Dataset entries
_ _ _ _ _ _ _

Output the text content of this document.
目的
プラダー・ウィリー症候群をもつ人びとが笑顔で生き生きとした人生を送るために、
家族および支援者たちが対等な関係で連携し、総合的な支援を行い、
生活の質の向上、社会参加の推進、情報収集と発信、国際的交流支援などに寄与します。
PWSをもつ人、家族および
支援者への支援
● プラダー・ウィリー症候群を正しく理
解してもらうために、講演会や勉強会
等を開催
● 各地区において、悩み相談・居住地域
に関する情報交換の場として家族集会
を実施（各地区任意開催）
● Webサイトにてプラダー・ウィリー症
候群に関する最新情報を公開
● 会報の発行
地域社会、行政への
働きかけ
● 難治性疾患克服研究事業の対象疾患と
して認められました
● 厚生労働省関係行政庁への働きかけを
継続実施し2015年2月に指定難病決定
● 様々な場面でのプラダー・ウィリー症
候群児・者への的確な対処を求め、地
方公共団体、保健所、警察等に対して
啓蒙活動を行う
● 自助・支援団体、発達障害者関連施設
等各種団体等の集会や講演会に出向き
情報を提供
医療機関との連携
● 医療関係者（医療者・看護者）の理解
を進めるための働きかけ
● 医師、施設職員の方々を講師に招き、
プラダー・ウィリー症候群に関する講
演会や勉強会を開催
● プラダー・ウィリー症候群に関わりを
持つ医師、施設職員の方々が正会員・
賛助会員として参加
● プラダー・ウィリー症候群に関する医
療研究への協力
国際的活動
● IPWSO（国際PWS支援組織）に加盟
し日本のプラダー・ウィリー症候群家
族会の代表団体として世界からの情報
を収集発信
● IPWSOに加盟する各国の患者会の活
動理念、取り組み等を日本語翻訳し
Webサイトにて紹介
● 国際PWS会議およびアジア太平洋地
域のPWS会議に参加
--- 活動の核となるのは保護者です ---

_ _ _ _ _ _ _

Transcribe the material above word for word.

Output the text content of this document.
目的
プラダー・ウィリー症候群をもつ人びとが笑顔で生き生きとした人生を送るために、
家族および支援者たちが対等な関係で連携し、総合的な支援を行い、
生活の質の向上、社会参加の推進、情報収集と発信、国際的交流支援などに寄与します。
PWSをもつ人、家族および
支援者への支援
● プラダー・ウィリー症候群を正しく理
解してもらうために、講演会や勉強会
等を開催
● 各地区において、悩み相談・居住地域
に関する情報交換の場として家族集会
を実施（各地区任意開催）
● Webサイトにてプラダー・ウィリー症
候群に関する最新情報を公開
● 会報の発行
地域社会、行政への
働きかけ
● 難治性疾患克服研究事業の対象疾患と
して認められました
● 厚生労働省関係行政庁への働きかけを
継続実施し2015年2月に指定難病決定
● 様々な場面でのプラダー・ウィリー症
候群児・者への的確な対処を求め、地
方公共団体、保健所、警察等に対して
啓蒙活動を行う
● 自助・支援団体、発達障害者関連施設
等各種団体等の集会や講演会に出向き
情報を提供
医療機関との連携
● 医療関係者（医療者・看護者）の理解
を進めるための働きかけ
● 医師、施設職員の方々を講師に招き、
プラダー・ウィリー症候群に関する講
演会や勉強会を開催
● プラダー・ウィリー症候群に関わりを
持つ医師、施設職員の方々が正会員・
賛助会員として参加
● プラダー・ウィリー症候群に関する医
療研究への協力
国際的活動
● IPWSO（国際PWS支援組織）に加盟
し日本のプラダー・ウィリー症候群家
族会の代表団体として世界からの情報
を収集発信
● IPWSOに加盟する各国の患者会の活
動理念、取り組み等を日本語翻訳し
Webサイトにて紹介
● 国際PWS会議およびアジア太平洋地
域のPWS会議に参加
--- 活動の核となるのは保護者です ---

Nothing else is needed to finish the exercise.